Count every line where "Suggestions" occurs. Give the total alone.

Dataset content »
-- BEGIN --

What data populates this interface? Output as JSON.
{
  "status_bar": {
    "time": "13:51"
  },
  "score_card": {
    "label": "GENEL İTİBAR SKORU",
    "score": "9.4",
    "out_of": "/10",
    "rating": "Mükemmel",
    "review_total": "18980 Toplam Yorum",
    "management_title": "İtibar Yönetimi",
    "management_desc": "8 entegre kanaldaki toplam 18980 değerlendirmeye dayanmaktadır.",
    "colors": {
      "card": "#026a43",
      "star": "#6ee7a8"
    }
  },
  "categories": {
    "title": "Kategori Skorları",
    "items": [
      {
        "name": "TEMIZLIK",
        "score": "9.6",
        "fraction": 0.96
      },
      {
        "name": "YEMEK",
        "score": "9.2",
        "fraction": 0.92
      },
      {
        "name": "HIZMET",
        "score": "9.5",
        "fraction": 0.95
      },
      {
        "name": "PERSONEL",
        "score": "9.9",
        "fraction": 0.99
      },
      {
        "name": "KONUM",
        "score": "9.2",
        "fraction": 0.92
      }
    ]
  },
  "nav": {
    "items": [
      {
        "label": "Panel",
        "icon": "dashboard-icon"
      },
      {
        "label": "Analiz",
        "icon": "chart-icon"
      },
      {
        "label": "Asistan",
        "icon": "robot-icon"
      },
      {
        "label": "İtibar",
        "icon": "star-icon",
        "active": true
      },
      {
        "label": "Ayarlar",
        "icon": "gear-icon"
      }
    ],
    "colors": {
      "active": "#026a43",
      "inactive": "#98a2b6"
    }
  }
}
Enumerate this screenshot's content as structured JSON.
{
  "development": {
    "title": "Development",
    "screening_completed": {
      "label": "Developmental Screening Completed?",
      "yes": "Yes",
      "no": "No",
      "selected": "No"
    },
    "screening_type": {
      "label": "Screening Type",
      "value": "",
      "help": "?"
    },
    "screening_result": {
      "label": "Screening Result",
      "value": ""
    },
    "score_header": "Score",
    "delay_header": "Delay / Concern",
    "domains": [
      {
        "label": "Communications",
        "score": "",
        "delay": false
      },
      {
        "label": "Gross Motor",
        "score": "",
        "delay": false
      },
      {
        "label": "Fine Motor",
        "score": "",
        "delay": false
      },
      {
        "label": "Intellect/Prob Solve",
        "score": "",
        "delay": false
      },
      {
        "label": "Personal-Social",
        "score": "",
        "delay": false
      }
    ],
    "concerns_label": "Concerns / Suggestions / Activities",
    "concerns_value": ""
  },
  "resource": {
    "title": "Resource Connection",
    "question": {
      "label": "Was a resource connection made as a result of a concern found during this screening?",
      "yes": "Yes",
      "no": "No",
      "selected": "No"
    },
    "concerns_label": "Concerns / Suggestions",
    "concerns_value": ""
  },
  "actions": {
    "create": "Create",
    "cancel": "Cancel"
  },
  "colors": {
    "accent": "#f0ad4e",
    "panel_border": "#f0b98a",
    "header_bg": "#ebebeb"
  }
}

-- END --

Completed task »
2